Problem to solve -
Print each line of the listing once more, precisely as given.

Data in this exercise -
** Begin **

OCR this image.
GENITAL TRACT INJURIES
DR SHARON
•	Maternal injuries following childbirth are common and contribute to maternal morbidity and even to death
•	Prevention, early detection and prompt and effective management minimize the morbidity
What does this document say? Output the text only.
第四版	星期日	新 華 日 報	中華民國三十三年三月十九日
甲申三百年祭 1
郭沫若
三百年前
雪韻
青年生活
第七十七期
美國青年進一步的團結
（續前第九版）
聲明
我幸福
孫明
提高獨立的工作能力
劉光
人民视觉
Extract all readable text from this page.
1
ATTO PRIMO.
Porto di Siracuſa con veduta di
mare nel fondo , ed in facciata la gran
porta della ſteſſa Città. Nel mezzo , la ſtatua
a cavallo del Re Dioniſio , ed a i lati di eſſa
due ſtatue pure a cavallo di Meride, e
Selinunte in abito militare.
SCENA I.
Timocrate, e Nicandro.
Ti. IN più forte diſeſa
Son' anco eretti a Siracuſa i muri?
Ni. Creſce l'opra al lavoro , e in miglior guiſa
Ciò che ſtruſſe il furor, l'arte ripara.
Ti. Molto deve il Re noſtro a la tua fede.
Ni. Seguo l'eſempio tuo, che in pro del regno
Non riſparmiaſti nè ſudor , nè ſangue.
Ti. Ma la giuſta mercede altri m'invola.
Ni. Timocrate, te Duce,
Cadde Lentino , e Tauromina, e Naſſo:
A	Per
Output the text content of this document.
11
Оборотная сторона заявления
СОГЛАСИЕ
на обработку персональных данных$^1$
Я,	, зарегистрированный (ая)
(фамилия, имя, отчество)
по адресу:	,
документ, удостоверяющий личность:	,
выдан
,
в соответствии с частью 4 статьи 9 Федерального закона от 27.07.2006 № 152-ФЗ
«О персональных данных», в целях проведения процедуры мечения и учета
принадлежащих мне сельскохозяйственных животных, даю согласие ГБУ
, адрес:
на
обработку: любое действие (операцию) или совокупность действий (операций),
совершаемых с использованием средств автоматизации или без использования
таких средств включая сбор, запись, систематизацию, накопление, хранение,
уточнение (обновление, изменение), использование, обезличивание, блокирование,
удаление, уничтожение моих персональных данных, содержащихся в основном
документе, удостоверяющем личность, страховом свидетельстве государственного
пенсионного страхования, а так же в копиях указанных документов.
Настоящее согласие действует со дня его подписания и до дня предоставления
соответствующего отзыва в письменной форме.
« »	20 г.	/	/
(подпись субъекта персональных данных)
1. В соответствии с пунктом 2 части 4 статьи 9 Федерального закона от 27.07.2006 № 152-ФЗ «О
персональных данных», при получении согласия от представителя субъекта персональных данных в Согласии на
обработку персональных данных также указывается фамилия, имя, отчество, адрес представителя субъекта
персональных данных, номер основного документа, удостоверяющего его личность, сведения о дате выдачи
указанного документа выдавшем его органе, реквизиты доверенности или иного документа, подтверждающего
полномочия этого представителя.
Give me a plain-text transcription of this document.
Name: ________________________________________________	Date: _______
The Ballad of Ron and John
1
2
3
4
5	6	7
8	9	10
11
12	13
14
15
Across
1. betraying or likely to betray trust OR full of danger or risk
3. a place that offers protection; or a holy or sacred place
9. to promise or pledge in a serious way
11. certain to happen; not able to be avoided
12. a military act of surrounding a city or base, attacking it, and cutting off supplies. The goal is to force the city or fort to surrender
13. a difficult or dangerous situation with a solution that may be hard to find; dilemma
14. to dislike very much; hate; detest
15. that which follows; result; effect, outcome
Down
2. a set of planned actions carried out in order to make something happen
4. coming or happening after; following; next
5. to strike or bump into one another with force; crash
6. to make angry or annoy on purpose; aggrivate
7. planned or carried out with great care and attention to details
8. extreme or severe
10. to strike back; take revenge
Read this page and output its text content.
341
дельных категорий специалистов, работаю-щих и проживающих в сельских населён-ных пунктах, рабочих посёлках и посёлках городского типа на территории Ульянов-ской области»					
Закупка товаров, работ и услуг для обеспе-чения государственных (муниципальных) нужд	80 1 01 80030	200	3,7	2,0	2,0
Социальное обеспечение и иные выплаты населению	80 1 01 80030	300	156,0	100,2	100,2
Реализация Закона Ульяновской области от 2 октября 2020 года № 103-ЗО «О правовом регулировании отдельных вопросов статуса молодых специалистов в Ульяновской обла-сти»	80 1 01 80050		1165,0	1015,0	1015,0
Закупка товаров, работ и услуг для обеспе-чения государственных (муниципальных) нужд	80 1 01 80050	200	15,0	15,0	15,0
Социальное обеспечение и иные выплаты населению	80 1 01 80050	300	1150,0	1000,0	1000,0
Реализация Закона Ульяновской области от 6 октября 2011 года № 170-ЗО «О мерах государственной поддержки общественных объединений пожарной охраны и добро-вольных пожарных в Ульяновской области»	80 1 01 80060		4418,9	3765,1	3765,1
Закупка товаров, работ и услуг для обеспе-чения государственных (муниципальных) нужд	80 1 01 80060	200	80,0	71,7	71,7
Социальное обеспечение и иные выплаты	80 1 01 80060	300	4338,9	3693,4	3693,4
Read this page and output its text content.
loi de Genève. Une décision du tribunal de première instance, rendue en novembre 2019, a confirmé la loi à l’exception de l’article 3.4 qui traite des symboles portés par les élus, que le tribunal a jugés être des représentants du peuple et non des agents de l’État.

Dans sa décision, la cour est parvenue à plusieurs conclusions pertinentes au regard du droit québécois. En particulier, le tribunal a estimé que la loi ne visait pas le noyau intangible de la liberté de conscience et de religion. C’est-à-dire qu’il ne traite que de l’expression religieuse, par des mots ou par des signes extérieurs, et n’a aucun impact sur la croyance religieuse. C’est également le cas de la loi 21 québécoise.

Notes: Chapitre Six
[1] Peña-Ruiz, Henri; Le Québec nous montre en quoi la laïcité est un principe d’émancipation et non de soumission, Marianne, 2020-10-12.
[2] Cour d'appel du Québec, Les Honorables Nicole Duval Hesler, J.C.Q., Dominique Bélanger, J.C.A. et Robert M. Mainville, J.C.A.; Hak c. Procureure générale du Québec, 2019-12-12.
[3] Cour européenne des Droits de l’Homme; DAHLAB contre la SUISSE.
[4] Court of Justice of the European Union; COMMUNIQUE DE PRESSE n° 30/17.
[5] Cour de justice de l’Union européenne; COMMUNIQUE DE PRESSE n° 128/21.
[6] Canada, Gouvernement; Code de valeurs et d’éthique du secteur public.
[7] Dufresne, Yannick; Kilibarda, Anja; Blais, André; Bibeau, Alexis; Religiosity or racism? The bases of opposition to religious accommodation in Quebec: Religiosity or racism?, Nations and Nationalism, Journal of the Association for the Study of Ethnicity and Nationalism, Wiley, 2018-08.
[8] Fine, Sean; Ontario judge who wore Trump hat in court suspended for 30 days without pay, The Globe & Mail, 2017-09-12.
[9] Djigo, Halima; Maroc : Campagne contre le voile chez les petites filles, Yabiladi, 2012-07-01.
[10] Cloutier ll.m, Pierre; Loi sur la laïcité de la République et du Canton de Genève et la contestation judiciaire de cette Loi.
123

** End **

Exercise solution -
OCR this image.
GENITAL TRACT INJURIES
DR SHARON
•	Maternal injuries following childbirth are common and contribute to maternal morbidity and even to death
•	Prevention, early detection and prompt and effective management minimize the morbidity
What does this document say? Output the text only.
第四版	星期日	新 華 日 報	中華民國三十三年三月十九日
甲申三百年祭 1
郭沫若
三百年前
雪韻
青年生活
第七十七期
美國青年進一步的團結
（續前第九版）
聲明
我幸福
孫明
提高獨立的工作能力
劉光
人民视觉
Extract all readable text from this page.
1
ATTO PRIMO.
Porto di Siracuſa con veduta di
mare nel fondo , ed in facciata la gran
porta della ſteſſa Città. Nel mezzo , la ſtatua
a cavallo del Re Dioniſio , ed a i lati di eſſa
due ſtatue pure a cavallo di Meride, e
Selinunte in abito militare.
SCENA I.
Timocrate, e Nicandro.
Ti. IN più forte diſeſa
Son' anco eretti a Siracuſa i muri?
Ni. Creſce l'opra al lavoro , e in miglior guiſa
Ciò che ſtruſſe il furor, l'arte ripara.
Ti. Molto deve il Re noſtro a la tua fede.
Ni. Seguo l'eſempio tuo, che in pro del regno
Non riſparmiaſti nè ſudor , nè ſangue.
Ti. Ma la giuſta mercede altri m'invola.
Ni. Timocrate, te Duce,
Cadde Lentino , e Tauromina, e Naſſo:
A	Per
Output the text content of this document.
11
Оборотная сторона заявления
СОГЛАСИЕ
на обработку персональных данных$^1$
Я,	, зарегистрированный (ая)
(фамилия, имя, отчество)
по адресу:	,
документ, удостоверяющий личность:	,
выдан
,
в соответствии с частью 4 статьи 9 Федерального закона от 27.07.2006 № 152-ФЗ
«О персональных данных», в целях проведения процедуры мечения и учета
принадлежащих мне сельскохозяйственных животных, даю согласие ГБУ
, адрес:
на
обработку: любое действие (операцию) или совокупность действий (операций),
совершаемых с использованием средств автоматизации или без использования
таких средств включая сбор, запись, систематизацию, накопление, хранение,
уточнение (обновление, изменение), использование, обезличивание, блокирование,
удаление, уничтожение моих персональных данных, содержащихся в основном
документе, удостоверяющем личность, страховом свидетельстве государственного
пенсионного страхования, а так же в копиях указанных документов.
Настоящее согласие действует со дня его подписания и до дня предоставления
соответствующего отзыва в письменной форме.
« »	20 г.	/	/
(подпись субъекта персональных данных)
1. В соответствии с пунктом 2 части 4 статьи 9 Федерального закона от 27.07.2006 № 152-ФЗ «О
персональных данных», при получении согласия от представителя субъекта персональных данных в Согласии на
обработку персональных данных также указывается фамилия, имя, отчество, адрес представителя субъекта
персональных данных, номер основного документа, удостоверяющего его личность, сведения о дате выдачи
указанного документа выдавшем его органе, реквизиты доверенности или иного документа, подтверждающего
полномочия этого представителя.
Give me a plain-text transcription of this document.
Name: ________________________________________________	Date: _______
The Ballad of Ron and John
1
2
3
4
5	6	7
8	9	10
11
12	13
14
15
Across
1. betraying or likely to betray trust OR full of danger or risk
3. a place that offers protection; or a holy or sacred place
9. to promise or pledge in a serious way
11. certain to happen; not able to be avoided
12. a military act of surrounding a city or base, attacking it, and cutting off supplies. The goal is to force the city or fort to surrender
13. a difficult or dangerous situation with a solution that may be hard to find; dilemma
14. to dislike very much; hate; detest
15. that which follows; result; effect, outcome
Down
2. a set of planned actions carried out in order to make something happen
4. coming or happening after; following; next
5. to strike or bump into one another with force; crash
6. to make angry or annoy on purpose; aggrivate
7. planned or carried out with great care and attention to details
8. extreme or severe
10. to strike back; take revenge
Read this page and output its text content.
341
дельных категорий специалистов, работаю-щих и проживающих в сельских населён-ных пунктах, рабочих посёлках и посёлках городского типа на территории Ульянов-ской области»					
Закупка товаров, работ и услуг для обеспе-чения государственных (муниципальных) нужд	80 1 01 80030	200	3,7	2,0	2,0
Социальное обеспечение и иные выплаты населению	80 1 01 80030	300	156,0	100,2	100,2
Реализация Закона Ульяновской области от 2 октября 2020 года № 103-ЗО «О правовом регулировании отдельных вопросов статуса молодых специалистов в Ульяновской обла-сти»	80 1 01 80050		1165,0	1015,0	1015,0
Закупка товаров, работ и услуг для обеспе-чения государственных (муниципальных) нужд	80 1 01 80050	200	15,0	15,0	15,0
Социальное обеспечение и иные выплаты населению	80 1 01 80050	300	1150,0	1000,0	1000,0
Реализация Закона Ульяновской области от 6 октября 2011 года № 170-ЗО «О мерах государственной поддержки общественных объединений пожарной охраны и добро-вольных пожарных в Ульяновской области»	80 1 01 80060		4418,9	3765,1	3765,1
Закупка товаров, работ и услуг для обеспе-чения государственных (муниципальных) нужд	80 1 01 80060	200	80,0	71,7	71,7
Социальное обеспечение и иные выплаты	80 1 01 80060	300	4338,9	3693,4	3693,4
Read this page and output its text content.
loi de Genève. Une décision du tribunal de première instance, rendue en novembre 2019, a confirmé la loi à l’exception de l’article 3.4 qui traite des symboles portés par les élus, que le tribunal a jugés être des représentants du peuple et non des agents de l’État.

Dans sa décision, la cour est parvenue à plusieurs conclusions pertinentes au regard du droit québécois. En particulier, le tribunal a estimé que la loi ne visait pas le noyau intangible de la liberté de conscience et de religion. C’est-à-dire qu’il ne traite que de l’expression religieuse, par des mots ou par des signes extérieurs, et n’a aucun impact sur la croyance religieuse. C’est également le cas de la loi 21 québécoise.

Notes: Chapitre Six
[1] Peña-Ruiz, Henri; Le Québec nous montre en quoi la laïcité est un principe d’émancipation et non de soumission, Marianne, 2020-10-12.
[2] Cour d'appel du Québec, Les Honorables Nicole Duval Hesler, J.C.Q., Dominique Bélanger, J.C.A. et Robert M. Mainville, J.C.A.; Hak c. Procureure générale du Québec, 2019-12-12.
[3] Cour européenne des Droits de l’Homme; DAHLAB contre la SUISSE.
[4] Court of Justice of the European Union; COMMUNIQUE DE PRESSE n° 30/17.
[5] Cour de justice de l’Union européenne; COMMUNIQUE DE PRESSE n° 128/21.
[6] Canada, Gouvernement; Code de valeurs et d’éthique du secteur public.
[7] Dufresne, Yannick; Kilibarda, Anja; Blais, André; Bibeau, Alexis; Religiosity or racism? The bases of opposition to religious accommodation in Quebec: Religiosity or racism?, Nations and Nationalism, Journal of the Association for the Study of Ethnicity and Nationalism, Wiley, 2018-08.
[8] Fine, Sean; Ontario judge who wore Trump hat in court suspended for 30 days without pay, The Globe & Mail, 2017-09-12.
[9] Djigo, Halima; Maroc : Campagne contre le voile chez les petites filles, Yabiladi, 2012-07-01.
[10] Cloutier ll.m, Pierre; Loi sur la laïcité de la République et du Canton de Genève et la contestation judiciaire de cette Loi.
123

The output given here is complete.